(What is expected) Scan the listing below and copy every line holding "JSON".

(Stored dataset items)
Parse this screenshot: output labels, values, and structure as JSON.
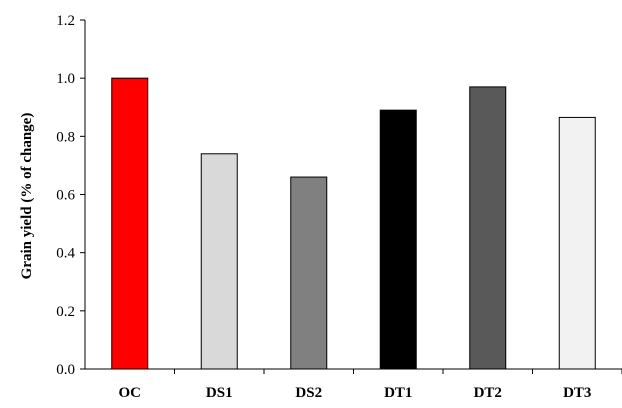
{
  "chart_data": {
    "type": "bar",
    "categories": [
      "OC",
      "DS1",
      "DS2",
      "DT1",
      "DT2",
      "DT3"
    ],
    "values": [
      1.0,
      0.74,
      0.66,
      0.89,
      0.97,
      0.865
    ],
    "bar_colors": [
      "#ff0000",
      "#d9d9d9",
      "#808080",
      "#000000",
      "#595959",
      "#f2f2f2"
    ],
    "title": "",
    "xlabel": "",
    "ylabel": "Grain yield (% of change)",
    "ylim": [
      0,
      1.2
    ],
    "yticks": [
      "0.0",
      "0.2",
      "0.4",
      "0.6",
      "0.8",
      "1.0",
      "1.2"
    ],
    "grid": false,
    "legend": "none"
  }
}
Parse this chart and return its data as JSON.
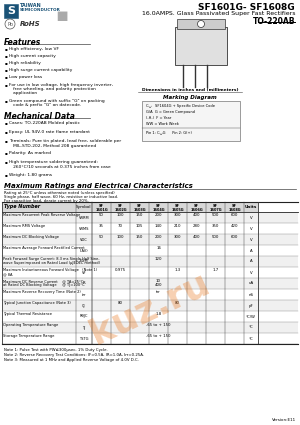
{
  "title_main": "SF1601G- SF1608G",
  "title_sub": "16.0AMPS. Glass Passivated Super Fast Rectifiers",
  "title_package": "TO-220AB",
  "company": "TAIWAN\nSEMICONDUCTOR",
  "features_title": "Features",
  "features": [
    "High efficiency, low VF",
    "High current capacity",
    "High reliability",
    "High surge current capability",
    "Low power loss",
    "For use in low voltage, high frequency inverter,\n   free wheeling, and polarity protection\n   application",
    "Green compound with suffix \"G\" on packing\n   code & prefix \"G\" on datecode."
  ],
  "mech_title": "Mechanical Data",
  "mech": [
    "Cases: TO-220AB Molded plastic",
    "Epoxy: UL 94V-0 rate flame retardant",
    "Terminals: Pure tin plated, lead free, solderable per\n   MIL-STD-202, Method 208 guaranteed",
    "Polarity: As marked",
    "High temperature soldering guaranteed:\n   260°C/10 seconds at 0.375 inches from case",
    "Weight: 1.80 grams"
  ],
  "ratings_title": "Maximum Ratings and Electrical Characteristics",
  "ratings_note1": "Rating at 25°C unless otherwise noted (unless specified)",
  "ratings_note2": "Single phase, half wave, 60 Hz, resistive or inductive load.",
  "ratings_note3": "For capacitive load, derate current by 20%.",
  "col_headers": [
    "SF\n1601G",
    "SF\n1602G",
    "SF\n1603G",
    "SF\n1604G",
    "SF\n1605G",
    "SF\n1606G",
    "SF\n1607G",
    "SF\n1608G",
    "Units"
  ],
  "rows": [
    {
      "param": "Maximum Recurrent Peak Reverse Voltage",
      "symbol": "VRRM",
      "values": [
        "50",
        "100",
        "150",
        "200",
        "300",
        "400",
        "500",
        "600",
        "V"
      ]
    },
    {
      "param": "Maximum RMS Voltage",
      "symbol": "VRMS",
      "values": [
        "35",
        "70",
        "105",
        "140",
        "210",
        "280",
        "350",
        "420",
        "V"
      ]
    },
    {
      "param": "Maximum DC Blocking Voltage",
      "symbol": "VDC",
      "values": [
        "50",
        "100",
        "150",
        "200",
        "300",
        "400",
        "500",
        "600",
        "V"
      ]
    },
    {
      "param": "Maximum Average Forward Rectified Current",
      "symbol": "I(AV)",
      "values": [
        "",
        "",
        "",
        "16",
        "",
        "",
        "",
        "",
        "A"
      ]
    },
    {
      "param": "Peak Forward Surge Current: 8.3 ms Single Half Sine-\nwave Superimposed on Rated Load (µJEDEC method)",
      "symbol": "IFSM",
      "values": [
        "",
        "",
        "",
        "120",
        "",
        "",
        "",
        "",
        "A"
      ]
    },
    {
      "param": "Maximum Instantaneous Forward Voltage   (Note 1)\n@ 8A",
      "symbol": "VF",
      "values": [
        "",
        "0.975",
        "",
        "",
        "1.3",
        "",
        "1.7",
        "",
        "V"
      ]
    },
    {
      "param": "Maximum DC Reverse Current    @ TA=25°C\nat Rated DC Blocking Voltage     @ TJ=100°C",
      "symbol": "IR",
      "values": [
        "",
        "",
        "",
        "10|400",
        "",
        "",
        "",
        "",
        "uA"
      ]
    },
    {
      "param": "Maximum Reverse Recovery Time (Note 2)",
      "symbol": "trr",
      "values": [
        "",
        "",
        "",
        "trr",
        "",
        "",
        "",
        "",
        "nS"
      ]
    },
    {
      "param": "Typical Junction Capacitance (Note 3)",
      "symbol": "CJ",
      "values": [
        "",
        "80",
        "",
        "",
        "80",
        "",
        "",
        "",
        "pF"
      ]
    },
    {
      "param": "Typical Thermal Resistance",
      "symbol": "RθJC",
      "values": [
        "",
        "",
        "",
        "1.8",
        "",
        "",
        "",
        "",
        "°C/W"
      ]
    },
    {
      "param": "Operating Temperature Range",
      "symbol": "TJ",
      "values": [
        "",
        "",
        "",
        "-65 to + 150",
        "",
        "",
        "",
        "",
        "°C"
      ]
    },
    {
      "param": "Storage Temperature Range",
      "symbol": "TSTG",
      "values": [
        "",
        "",
        "",
        "-65 to + 150",
        "",
        "",
        "",
        "",
        "°C"
      ]
    }
  ],
  "notes": [
    "Note 1: Pulse Test with PW≤300μsec, 1% Duty Cycle.",
    "Note 2: Reverse Recovery Test Conditions: IF=0.5A, IR=1.0A, Irr=0.25A.",
    "Note 3: Measured at 1 MHz and Applied Reverse Voltage of 4.0V D.C."
  ],
  "version": "Version:E11",
  "dim_title": "Dimensions in inches and (millimeters)",
  "mark_title": "Marking Diagram",
  "bg_color": "#ffffff",
  "header_bg": "#d0d0d0",
  "border_color": "#000000",
  "text_color": "#000000",
  "logo_color": "#1a5276",
  "table_line_color": "#888888"
}
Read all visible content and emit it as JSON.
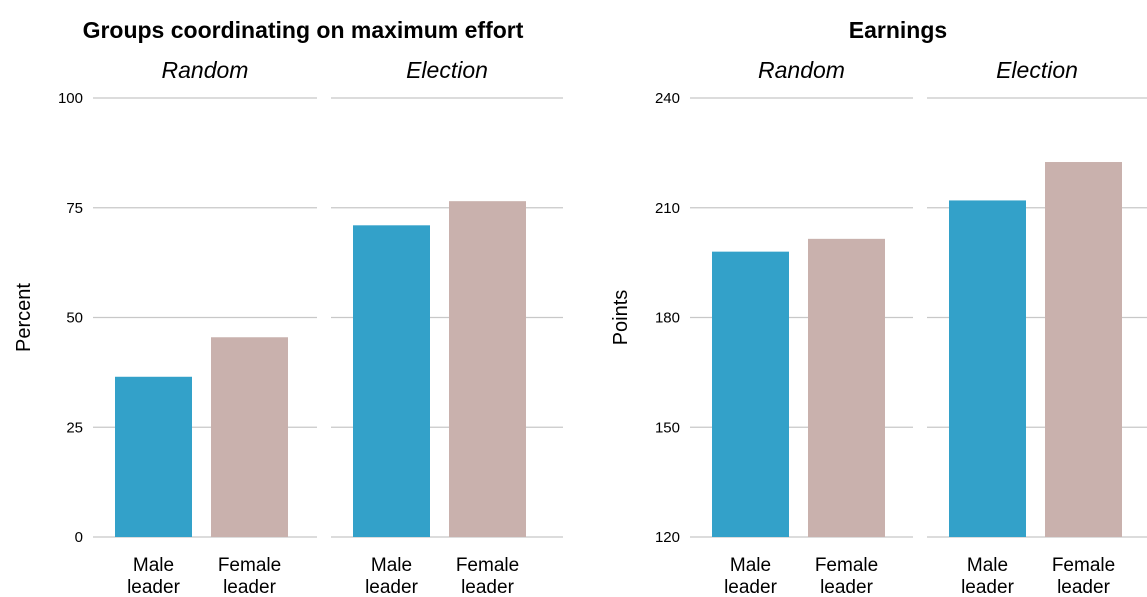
{
  "chart_data": [
    {
      "type": "bar",
      "title": "Groups coordinating on maximum effort",
      "ylabel": "Percent",
      "xlabel": "",
      "ylim": [
        0,
        100
      ],
      "yticks": [
        "0",
        "25",
        "50",
        "75",
        "100"
      ],
      "facets": [
        "Random",
        "Election"
      ],
      "categories": [
        "Male\nleader",
        "Female\nleader"
      ],
      "series": [
        {
          "facet": "Random",
          "values": [
            36.5,
            45.5
          ]
        },
        {
          "facet": "Election",
          "values": [
            71,
            76.5
          ]
        }
      ],
      "colors": [
        "#33a1c9",
        "#c9b1ad"
      ],
      "grid": true
    },
    {
      "type": "bar",
      "title": "Earnings",
      "ylabel": "Points",
      "xlabel": "",
      "ylim": [
        120,
        240
      ],
      "yticks": [
        "120",
        "150",
        "180",
        "210",
        "240"
      ],
      "facets": [
        "Random",
        "Election"
      ],
      "categories": [
        "Male\nleader",
        "Female\nleader"
      ],
      "series": [
        {
          "facet": "Random",
          "values": [
            198,
            201.5
          ]
        },
        {
          "facet": "Election",
          "values": [
            212,
            222.5
          ]
        }
      ],
      "colors": [
        "#33a1c9",
        "#c9b1ad"
      ],
      "grid": true
    }
  ]
}
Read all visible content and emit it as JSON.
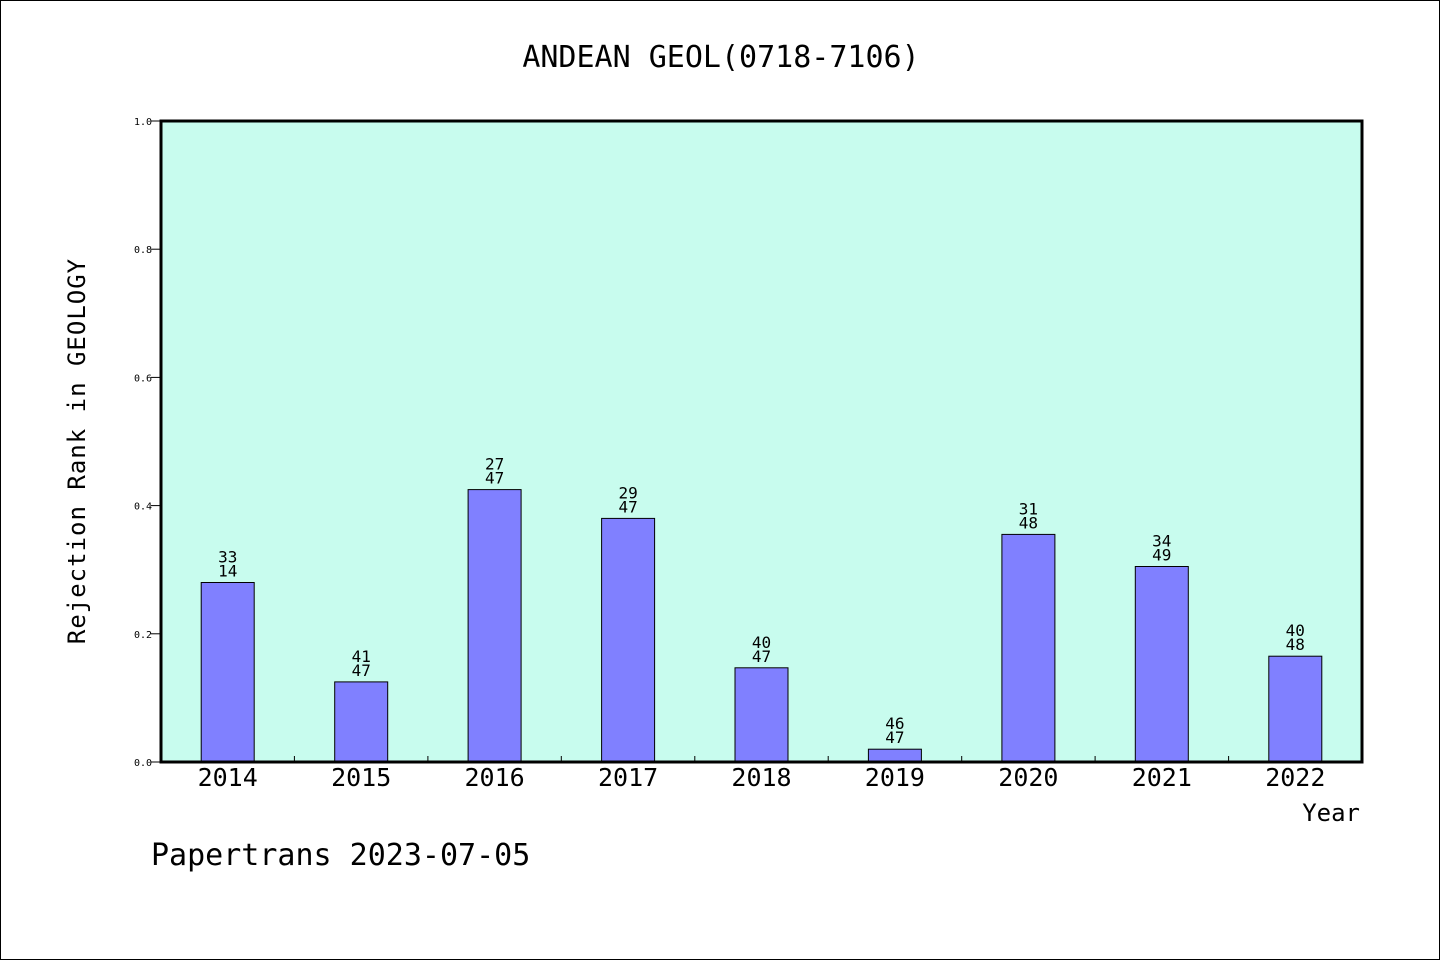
{
  "chart_data": {
    "type": "bar",
    "title": "ANDEAN GEOL(0718-7106)",
    "xlabel": "Year",
    "ylabel": "Rejection Rank in GEOLOGY",
    "ylim": [
      0,
      1.0
    ],
    "yticks": [
      "0.0",
      "0.2",
      "0.4",
      "0.6",
      "0.8",
      "1.0"
    ],
    "categories": [
      "2014",
      "2015",
      "2016",
      "2017",
      "2018",
      "2019",
      "2020",
      "2021",
      "2022"
    ],
    "values": [
      0.28,
      0.125,
      0.425,
      0.38,
      0.147,
      0.02,
      0.355,
      0.305,
      0.165
    ],
    "rank_labels": [
      "33",
      "41",
      "27",
      "29",
      "40",
      "46",
      "31",
      "34",
      "40"
    ],
    "total_labels": [
      "14",
      "47",
      "47",
      "47",
      "47",
      "47",
      "48",
      "49",
      "48"
    ],
    "grid": false,
    "colors": {
      "plot_background": "#c8fcee",
      "bar_fill": "#8080ff",
      "bar_edge": "#000000"
    }
  },
  "footer": "Papertrans 2023-07-05"
}
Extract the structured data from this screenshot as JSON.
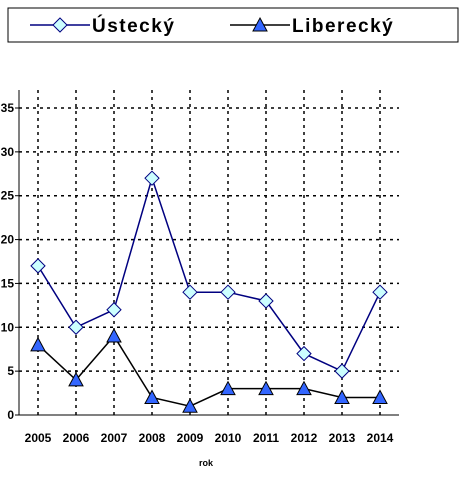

(Answer to this task)
Parse this screenshot: output labels, values, and structure as JSON.
Parse this chart and return its data as JSON.
Read all visible content and emit it as JSON.
Read all visible content and emit it as JSON.
Extract the structured data from this screenshot as JSON.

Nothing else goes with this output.